_Given instruction_.
Each entry must be reproduced precisely as it stands.

(Dataset records)
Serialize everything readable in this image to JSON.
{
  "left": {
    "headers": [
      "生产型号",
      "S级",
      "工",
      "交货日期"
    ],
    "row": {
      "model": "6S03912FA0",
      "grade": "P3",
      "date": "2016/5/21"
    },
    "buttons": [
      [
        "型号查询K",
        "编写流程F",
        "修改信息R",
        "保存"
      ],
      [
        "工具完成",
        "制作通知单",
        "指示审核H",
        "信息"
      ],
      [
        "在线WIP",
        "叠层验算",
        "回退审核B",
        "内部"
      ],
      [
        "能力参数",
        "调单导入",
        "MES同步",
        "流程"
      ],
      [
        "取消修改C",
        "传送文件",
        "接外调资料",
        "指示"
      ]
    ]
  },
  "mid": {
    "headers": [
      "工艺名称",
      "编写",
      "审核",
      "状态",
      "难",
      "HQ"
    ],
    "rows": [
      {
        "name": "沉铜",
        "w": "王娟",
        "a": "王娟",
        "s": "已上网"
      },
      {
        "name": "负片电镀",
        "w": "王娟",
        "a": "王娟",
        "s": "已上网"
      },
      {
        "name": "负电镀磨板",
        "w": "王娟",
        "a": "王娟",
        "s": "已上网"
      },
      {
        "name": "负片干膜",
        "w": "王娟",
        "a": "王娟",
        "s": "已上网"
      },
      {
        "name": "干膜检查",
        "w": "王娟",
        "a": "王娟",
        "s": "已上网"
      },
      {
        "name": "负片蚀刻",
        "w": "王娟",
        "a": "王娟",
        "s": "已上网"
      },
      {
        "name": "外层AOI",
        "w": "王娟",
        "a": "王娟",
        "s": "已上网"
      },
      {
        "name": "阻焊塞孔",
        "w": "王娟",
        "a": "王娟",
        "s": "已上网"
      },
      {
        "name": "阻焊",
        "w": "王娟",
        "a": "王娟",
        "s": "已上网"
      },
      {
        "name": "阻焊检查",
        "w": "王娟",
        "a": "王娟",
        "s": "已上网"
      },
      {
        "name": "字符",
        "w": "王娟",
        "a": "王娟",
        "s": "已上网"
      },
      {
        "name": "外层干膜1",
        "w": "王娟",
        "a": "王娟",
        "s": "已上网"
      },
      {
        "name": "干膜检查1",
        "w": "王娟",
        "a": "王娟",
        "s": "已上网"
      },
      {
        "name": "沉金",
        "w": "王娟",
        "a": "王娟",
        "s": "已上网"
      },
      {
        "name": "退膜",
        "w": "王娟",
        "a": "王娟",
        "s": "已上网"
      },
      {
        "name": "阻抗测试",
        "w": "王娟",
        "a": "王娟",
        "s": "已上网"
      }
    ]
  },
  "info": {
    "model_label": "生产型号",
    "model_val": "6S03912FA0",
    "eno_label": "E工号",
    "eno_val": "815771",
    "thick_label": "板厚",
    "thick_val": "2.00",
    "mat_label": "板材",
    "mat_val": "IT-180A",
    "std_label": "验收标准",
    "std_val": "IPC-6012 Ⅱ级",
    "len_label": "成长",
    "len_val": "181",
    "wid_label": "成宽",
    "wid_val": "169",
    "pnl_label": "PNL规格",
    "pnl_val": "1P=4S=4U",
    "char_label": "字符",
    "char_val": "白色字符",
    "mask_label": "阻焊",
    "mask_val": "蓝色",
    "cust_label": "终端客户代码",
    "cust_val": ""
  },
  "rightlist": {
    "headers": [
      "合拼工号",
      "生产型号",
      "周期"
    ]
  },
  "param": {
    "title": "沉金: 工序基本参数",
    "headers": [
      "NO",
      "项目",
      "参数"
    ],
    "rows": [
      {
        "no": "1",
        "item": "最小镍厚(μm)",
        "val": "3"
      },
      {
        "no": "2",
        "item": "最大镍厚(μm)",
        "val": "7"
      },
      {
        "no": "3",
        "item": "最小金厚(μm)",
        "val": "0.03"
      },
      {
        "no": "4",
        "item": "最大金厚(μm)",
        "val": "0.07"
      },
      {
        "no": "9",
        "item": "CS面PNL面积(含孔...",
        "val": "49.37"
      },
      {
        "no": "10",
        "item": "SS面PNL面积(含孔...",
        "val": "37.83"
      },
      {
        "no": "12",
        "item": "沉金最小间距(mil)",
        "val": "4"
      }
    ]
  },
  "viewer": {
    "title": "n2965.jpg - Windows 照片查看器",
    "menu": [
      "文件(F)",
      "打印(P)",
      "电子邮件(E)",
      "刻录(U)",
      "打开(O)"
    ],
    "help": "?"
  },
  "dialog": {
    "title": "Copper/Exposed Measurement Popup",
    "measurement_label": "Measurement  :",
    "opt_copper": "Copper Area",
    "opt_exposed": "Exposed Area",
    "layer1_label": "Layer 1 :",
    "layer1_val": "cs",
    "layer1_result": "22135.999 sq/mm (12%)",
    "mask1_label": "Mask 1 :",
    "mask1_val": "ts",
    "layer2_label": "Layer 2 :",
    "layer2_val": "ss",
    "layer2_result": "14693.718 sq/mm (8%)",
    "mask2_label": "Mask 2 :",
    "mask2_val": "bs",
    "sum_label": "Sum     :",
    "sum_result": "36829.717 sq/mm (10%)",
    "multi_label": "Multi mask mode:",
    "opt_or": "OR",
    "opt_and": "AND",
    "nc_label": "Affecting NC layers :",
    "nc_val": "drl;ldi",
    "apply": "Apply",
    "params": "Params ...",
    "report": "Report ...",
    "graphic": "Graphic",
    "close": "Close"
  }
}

_Written response_.
Serialize everything readable in this image to JSON.
{
  "left": {
    "headers": [
      "生产型号",
      "S级",
      "工",
      "交货日期"
    ],
    "row": {
      "model": "6S03912FA0",
      "grade": "P3",
      "date": "2016/5/21"
    },
    "buttons": [
      [
        "型号查询K",
        "编写流程F",
        "修改信息R",
        "保存"
      ],
      [
        "工具完成",
        "制作通知单",
        "指示审核H",
        "信息"
      ],
      [
        "在线WIP",
        "叠层验算",
        "回退审核B",
        "内部"
      ],
      [
        "能力参数",
        "调单导入",
        "MES同步",
        "流程"
      ],
      [
        "取消修改C",
        "传送文件",
        "接外调资料",
        "指示"
      ]
    ]
  },
  "mid": {
    "headers": [
      "工艺名称",
      "编写",
      "审核",
      "状态",
      "难",
      "HQ"
    ],
    "rows": [
      {
        "name": "沉铜",
        "w": "王娟",
        "a": "王娟",
        "s": "已上网"
      },
      {
        "name": "负片电镀",
        "w": "王娟",
        "a": "王娟",
        "s": "已上网"
      },
      {
        "name": "负电镀磨板",
        "w": "王娟",
        "a": "王娟",
        "s": "已上网"
      },
      {
        "name": "负片干膜",
        "w": "王娟",
        "a": "王娟",
        "s": "已上网"
      },
      {
        "name": "干膜检查",
        "w": "王娟",
        "a": "王娟",
        "s": "已上网"
      },
      {
        "name": "负片蚀刻",
        "w": "王娟",
        "a": "王娟",
        "s": "已上网"
      },
      {
        "name": "外层AOI",
        "w": "王娟",
        "a": "王娟",
        "s": "已上网"
      },
      {
        "name": "阻焊塞孔",
        "w": "王娟",
        "a": "王娟",
        "s": "已上网"
      },
      {
        "name": "阻焊",
        "w": "王娟",
        "a": "王娟",
        "s": "已上网"
      },
      {
        "name": "阻焊检查",
        "w": "王娟",
        "a": "王娟",
        "s": "已上网"
      },
      {
        "name": "字符",
        "w": "王娟",
        "a": "王娟",
        "s": "已上网"
      },
      {
        "name": "外层干膜1",
        "w": "王娟",
        "a": "王娟",
        "s": "已上网"
      },
      {
        "name": "干膜检查1",
        "w": "王娟",
        "a": "王娟",
        "s": "已上网"
      },
      {
        "name": "沉金",
        "w": "王娟",
        "a": "王娟",
        "s": "已上网"
      },
      {
        "name": "退膜",
        "w": "王娟",
        "a": "王娟",
        "s": "已上网"
      },
      {
        "name": "阻抗测试",
        "w": "王娟",
        "a": "王娟",
        "s": "已上网"
      }
    ]
  },
  "info": {
    "model_label": "生产型号",
    "model_val": "6S03912FA0",
    "eno_label": "E工号",
    "eno_val": "815771",
    "thick_label": "板厚",
    "thick_val": "2.00",
    "mat_label": "板材",
    "mat_val": "IT-180A",
    "std_label": "验收标准",
    "std_val": "IPC-6012 Ⅱ级",
    "len_label": "成长",
    "len_val": "181",
    "wid_label": "成宽",
    "wid_val": "169",
    "pnl_label": "PNL规格",
    "pnl_val": "1P=4S=4U",
    "char_label": "字符",
    "char_val": "白色字符",
    "mask_label": "阻焊",
    "mask_val": "蓝色",
    "cust_label": "终端客户代码",
    "cust_val": ""
  },
  "rightlist": {
    "headers": [
      "合拼工号",
      "生产型号",
      "周期"
    ]
  },
  "param": {
    "title": "沉金: 工序基本参数",
    "headers": [
      "NO",
      "项目",
      "参数"
    ],
    "rows": [
      {
        "no": "1",
        "item": "最小镍厚(μm)",
        "val": "3"
      },
      {
        "no": "2",
        "item": "最大镍厚(μm)",
        "val": "7"
      },
      {
        "no": "3",
        "item": "最小金厚(μm)",
        "val": "0.03"
      },
      {
        "no": "4",
        "item": "最大金厚(μm)",
        "val": "0.07"
      },
      {
        "no": "9",
        "item": "CS面PNL面积(含孔...",
        "val": "49.37"
      },
      {
        "no": "10",
        "item": "SS面PNL面积(含孔...",
        "val": "37.83"
      },
      {
        "no": "12",
        "item": "沉金最小间距(mil)",
        "val": "4"
      }
    ]
  },
  "viewer": {
    "title": "n2965.jpg - Windows 照片查看器",
    "menu": [
      "文件(F)",
      "打印(P)",
      "电子邮件(E)",
      "刻录(U)",
      "打开(O)"
    ],
    "help": "?"
  },
  "dialog": {
    "title": "Copper/Exposed Measurement Popup",
    "measurement_label": "Measurement  :",
    "opt_copper": "Copper Area",
    "opt_exposed": "Exposed Area",
    "layer1_label": "Layer 1 :",
    "layer1_val": "cs",
    "layer1_result": "22135.999 sq/mm (12%)",
    "mask1_label": "Mask 1 :",
    "mask1_val": "ts",
    "layer2_label": "Layer 2 :",
    "layer2_val": "ss",
    "layer2_result": "14693.718 sq/mm (8%)",
    "mask2_label": "Mask 2 :",
    "mask2_val": "bs",
    "sum_label": "Sum     :",
    "sum_result": "36829.717 sq/mm (10%)",
    "multi_label": "Multi mask mode:",
    "opt_or": "OR",
    "opt_and": "AND",
    "nc_label": "Affecting NC layers :",
    "nc_val": "drl;ldi",
    "apply": "Apply",
    "params": "Params ...",
    "report": "Report ...",
    "graphic": "Graphic",
    "close": "Close"
  }
}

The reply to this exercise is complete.